WHAT YOU WILL DO >> List each line of the data that holds the word "from".

SUPPLIED MATERIAL >>
☆ ☆ ☆ ☆ ☆ ☆ ☆

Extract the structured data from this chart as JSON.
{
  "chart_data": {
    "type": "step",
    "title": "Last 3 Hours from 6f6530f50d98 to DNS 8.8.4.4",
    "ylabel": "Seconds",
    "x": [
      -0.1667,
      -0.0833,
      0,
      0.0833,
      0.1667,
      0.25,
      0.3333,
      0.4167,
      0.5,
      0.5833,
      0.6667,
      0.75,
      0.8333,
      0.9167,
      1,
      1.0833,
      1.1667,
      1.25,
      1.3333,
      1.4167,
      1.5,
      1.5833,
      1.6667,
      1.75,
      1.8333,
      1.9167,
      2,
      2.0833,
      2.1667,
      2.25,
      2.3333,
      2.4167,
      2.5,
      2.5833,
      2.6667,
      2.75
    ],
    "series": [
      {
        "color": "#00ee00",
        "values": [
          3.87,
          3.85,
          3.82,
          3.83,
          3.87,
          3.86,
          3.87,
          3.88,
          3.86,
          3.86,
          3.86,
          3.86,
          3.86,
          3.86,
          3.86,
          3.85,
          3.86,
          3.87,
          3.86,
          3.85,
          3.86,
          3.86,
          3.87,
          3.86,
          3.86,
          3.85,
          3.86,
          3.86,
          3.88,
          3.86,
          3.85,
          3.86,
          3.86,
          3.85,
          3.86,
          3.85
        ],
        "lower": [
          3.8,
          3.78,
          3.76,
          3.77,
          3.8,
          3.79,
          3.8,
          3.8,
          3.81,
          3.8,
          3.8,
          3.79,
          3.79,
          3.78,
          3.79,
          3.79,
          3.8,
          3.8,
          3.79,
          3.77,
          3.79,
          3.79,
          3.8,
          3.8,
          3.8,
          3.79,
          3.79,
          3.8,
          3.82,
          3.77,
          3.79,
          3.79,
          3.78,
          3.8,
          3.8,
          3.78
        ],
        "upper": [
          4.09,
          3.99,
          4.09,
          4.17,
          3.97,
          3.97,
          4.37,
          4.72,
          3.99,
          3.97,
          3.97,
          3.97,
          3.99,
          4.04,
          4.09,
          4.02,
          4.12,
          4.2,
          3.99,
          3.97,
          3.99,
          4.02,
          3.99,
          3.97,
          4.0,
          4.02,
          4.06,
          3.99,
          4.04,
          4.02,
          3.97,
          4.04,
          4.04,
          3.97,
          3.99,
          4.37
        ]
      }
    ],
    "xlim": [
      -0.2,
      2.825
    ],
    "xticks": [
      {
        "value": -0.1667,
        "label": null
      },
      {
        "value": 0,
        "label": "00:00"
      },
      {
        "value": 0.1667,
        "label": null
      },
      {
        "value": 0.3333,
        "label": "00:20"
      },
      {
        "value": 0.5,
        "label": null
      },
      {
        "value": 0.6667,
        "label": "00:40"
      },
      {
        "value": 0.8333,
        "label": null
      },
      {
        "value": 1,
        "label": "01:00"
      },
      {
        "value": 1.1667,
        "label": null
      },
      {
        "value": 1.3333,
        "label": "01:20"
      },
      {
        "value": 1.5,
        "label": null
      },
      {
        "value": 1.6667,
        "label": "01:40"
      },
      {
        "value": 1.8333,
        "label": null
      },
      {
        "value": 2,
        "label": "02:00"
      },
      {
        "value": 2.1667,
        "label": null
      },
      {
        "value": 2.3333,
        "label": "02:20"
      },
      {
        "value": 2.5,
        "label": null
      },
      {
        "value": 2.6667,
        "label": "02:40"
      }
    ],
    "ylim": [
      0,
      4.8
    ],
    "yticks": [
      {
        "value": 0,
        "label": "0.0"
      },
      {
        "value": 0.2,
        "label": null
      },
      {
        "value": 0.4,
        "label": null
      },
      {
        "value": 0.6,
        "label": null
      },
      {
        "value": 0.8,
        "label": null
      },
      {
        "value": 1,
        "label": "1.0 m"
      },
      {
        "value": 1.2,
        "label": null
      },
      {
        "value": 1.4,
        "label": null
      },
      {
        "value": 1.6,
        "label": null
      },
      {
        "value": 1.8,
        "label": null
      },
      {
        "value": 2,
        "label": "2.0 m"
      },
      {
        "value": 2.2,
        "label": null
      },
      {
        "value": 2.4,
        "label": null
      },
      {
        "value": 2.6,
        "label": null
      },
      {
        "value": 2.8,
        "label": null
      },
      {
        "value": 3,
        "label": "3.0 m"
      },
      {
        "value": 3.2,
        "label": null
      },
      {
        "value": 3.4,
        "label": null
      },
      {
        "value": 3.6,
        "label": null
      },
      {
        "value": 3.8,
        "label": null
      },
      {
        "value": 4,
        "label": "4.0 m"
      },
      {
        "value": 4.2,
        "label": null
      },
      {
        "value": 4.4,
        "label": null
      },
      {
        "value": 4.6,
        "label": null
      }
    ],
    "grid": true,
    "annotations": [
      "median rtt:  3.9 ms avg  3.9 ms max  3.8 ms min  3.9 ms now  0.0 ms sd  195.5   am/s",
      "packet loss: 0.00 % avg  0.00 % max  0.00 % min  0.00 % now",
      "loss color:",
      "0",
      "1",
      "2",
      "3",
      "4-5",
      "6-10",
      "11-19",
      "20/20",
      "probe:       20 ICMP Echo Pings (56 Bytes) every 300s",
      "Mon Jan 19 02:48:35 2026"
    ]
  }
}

☆ ☆ ☆ ☆ ☆ ☆ ☆

THE REPLY >>
Extract the structured data from this chart as JSON.
    "title": "Last 3 Hours from 6f6530f50d98 to DNS 8.8.4.4",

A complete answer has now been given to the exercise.